→ **What is required**
In how many lines does the string "grid" appear? Answer with the number only.

→ **Rows from a figure dataset**

________________________________________

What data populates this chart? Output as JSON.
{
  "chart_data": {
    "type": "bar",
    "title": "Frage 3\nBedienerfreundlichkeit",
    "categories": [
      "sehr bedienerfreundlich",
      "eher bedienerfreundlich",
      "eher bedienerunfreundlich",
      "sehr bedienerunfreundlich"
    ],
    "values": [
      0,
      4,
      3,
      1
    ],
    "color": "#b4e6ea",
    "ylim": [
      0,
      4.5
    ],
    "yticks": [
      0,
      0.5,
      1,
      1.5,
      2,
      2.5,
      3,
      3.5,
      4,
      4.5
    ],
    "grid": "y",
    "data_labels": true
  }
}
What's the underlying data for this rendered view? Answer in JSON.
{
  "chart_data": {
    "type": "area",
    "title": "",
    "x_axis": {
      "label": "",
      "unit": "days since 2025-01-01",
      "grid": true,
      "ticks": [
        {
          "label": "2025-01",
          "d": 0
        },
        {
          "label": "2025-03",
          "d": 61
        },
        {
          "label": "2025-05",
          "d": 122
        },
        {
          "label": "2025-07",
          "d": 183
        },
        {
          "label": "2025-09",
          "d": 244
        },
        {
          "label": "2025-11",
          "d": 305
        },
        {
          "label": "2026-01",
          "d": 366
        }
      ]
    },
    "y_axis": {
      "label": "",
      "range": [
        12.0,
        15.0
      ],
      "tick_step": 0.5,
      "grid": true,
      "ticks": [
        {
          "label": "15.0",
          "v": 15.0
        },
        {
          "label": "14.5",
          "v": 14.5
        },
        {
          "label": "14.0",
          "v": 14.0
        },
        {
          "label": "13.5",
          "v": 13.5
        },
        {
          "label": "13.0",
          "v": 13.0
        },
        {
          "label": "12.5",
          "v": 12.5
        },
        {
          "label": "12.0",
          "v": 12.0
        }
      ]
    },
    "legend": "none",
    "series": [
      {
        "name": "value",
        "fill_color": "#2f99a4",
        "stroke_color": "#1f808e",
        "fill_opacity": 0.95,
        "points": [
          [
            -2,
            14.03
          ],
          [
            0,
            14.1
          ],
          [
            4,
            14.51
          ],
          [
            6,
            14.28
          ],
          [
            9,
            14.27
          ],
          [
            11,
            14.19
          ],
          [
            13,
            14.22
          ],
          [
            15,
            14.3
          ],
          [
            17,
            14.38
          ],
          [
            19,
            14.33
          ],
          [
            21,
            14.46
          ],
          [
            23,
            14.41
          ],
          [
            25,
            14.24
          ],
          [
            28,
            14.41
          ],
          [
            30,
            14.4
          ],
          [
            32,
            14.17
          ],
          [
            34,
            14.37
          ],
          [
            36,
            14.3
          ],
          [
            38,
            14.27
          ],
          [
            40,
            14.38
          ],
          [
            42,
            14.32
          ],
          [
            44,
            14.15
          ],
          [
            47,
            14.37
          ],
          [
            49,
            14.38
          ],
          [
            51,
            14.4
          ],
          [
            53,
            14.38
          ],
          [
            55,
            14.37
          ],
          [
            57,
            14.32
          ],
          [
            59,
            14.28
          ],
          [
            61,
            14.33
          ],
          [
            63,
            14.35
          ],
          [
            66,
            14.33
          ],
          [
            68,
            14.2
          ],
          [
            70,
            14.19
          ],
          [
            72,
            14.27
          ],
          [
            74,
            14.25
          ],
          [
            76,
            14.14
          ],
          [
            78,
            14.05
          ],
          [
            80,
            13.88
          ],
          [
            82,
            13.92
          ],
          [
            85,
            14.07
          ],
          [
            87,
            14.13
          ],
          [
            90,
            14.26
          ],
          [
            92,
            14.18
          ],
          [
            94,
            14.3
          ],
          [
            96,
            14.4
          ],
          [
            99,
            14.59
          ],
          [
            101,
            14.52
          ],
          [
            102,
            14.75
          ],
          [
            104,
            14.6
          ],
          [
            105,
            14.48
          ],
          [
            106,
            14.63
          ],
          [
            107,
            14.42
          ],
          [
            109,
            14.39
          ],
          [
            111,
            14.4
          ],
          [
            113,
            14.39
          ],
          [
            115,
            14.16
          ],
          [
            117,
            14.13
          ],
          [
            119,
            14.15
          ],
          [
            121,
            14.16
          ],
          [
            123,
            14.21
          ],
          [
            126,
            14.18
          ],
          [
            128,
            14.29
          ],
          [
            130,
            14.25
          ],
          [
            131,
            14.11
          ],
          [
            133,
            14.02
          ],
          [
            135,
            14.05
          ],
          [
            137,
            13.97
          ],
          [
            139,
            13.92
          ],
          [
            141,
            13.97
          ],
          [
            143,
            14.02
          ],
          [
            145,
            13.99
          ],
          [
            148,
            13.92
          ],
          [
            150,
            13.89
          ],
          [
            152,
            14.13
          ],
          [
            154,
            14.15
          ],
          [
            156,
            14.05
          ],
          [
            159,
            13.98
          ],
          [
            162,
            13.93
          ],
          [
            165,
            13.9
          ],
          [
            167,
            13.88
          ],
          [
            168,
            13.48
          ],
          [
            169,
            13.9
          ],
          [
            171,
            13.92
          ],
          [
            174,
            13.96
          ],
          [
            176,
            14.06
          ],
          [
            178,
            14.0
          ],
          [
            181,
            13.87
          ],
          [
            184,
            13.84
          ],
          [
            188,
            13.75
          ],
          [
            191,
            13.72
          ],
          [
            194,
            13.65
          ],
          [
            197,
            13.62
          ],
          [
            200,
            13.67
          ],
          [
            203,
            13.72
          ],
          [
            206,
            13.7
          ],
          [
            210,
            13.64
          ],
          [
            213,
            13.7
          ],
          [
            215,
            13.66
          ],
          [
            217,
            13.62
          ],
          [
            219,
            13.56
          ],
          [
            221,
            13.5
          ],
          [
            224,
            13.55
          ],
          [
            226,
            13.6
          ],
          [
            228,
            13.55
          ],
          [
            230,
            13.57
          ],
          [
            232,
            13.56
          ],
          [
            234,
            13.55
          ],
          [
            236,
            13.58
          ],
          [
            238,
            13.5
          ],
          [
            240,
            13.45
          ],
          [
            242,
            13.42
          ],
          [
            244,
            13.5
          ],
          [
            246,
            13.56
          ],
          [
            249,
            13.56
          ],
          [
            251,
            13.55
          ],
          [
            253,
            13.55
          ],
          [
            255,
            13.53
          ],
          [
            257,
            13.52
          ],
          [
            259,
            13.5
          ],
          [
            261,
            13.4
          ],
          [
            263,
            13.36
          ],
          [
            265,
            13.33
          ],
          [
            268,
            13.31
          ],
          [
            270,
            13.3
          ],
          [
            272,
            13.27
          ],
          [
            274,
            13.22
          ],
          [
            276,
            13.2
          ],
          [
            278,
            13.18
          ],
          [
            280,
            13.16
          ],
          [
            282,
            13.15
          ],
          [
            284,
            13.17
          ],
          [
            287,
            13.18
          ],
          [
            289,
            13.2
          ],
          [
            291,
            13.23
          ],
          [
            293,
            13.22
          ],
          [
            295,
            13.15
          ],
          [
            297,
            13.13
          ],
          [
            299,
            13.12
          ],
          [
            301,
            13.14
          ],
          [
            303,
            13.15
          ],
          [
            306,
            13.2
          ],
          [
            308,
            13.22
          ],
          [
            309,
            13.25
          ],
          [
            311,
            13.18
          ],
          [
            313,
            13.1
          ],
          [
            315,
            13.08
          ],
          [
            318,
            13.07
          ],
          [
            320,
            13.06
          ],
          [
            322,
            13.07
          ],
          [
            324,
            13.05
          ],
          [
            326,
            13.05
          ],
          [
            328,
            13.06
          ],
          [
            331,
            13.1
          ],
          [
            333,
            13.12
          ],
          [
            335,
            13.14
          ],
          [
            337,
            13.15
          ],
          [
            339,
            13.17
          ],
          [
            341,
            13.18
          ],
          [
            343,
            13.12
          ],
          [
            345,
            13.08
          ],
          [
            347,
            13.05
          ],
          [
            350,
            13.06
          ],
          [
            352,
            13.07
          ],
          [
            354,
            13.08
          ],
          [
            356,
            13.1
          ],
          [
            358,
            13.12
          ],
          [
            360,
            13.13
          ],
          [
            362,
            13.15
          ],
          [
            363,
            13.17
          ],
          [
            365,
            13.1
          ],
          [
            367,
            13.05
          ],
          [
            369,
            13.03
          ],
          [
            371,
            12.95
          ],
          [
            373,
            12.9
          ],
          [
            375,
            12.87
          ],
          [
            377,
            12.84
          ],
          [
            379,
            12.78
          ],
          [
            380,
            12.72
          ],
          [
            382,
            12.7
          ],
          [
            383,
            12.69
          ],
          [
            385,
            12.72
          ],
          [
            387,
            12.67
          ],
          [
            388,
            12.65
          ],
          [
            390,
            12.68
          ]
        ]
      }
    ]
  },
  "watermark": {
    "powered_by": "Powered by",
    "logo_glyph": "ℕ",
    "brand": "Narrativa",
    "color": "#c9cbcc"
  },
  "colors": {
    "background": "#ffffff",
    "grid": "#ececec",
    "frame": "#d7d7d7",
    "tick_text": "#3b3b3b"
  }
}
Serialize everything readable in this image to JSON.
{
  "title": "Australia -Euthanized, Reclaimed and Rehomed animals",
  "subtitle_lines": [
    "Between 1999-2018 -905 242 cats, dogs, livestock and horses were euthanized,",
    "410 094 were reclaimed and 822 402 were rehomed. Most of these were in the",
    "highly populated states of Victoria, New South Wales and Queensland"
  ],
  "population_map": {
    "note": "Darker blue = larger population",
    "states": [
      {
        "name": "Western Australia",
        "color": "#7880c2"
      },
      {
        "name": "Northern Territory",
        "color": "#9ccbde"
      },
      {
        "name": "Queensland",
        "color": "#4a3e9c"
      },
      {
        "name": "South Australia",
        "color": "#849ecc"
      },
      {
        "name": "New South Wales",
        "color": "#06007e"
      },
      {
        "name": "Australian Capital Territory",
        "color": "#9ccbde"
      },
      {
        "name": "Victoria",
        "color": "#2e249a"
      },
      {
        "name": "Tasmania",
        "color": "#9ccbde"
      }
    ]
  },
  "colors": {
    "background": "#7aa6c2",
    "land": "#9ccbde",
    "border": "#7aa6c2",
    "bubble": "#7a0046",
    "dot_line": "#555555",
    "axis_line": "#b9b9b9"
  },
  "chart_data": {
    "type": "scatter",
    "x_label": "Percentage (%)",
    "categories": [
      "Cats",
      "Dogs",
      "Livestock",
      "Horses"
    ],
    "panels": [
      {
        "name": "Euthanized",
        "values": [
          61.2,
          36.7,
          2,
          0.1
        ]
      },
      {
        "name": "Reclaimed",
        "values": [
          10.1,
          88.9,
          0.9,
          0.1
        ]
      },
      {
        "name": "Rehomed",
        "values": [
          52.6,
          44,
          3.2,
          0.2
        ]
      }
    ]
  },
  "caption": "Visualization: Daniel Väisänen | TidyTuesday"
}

________________________________________

→ **The output**
4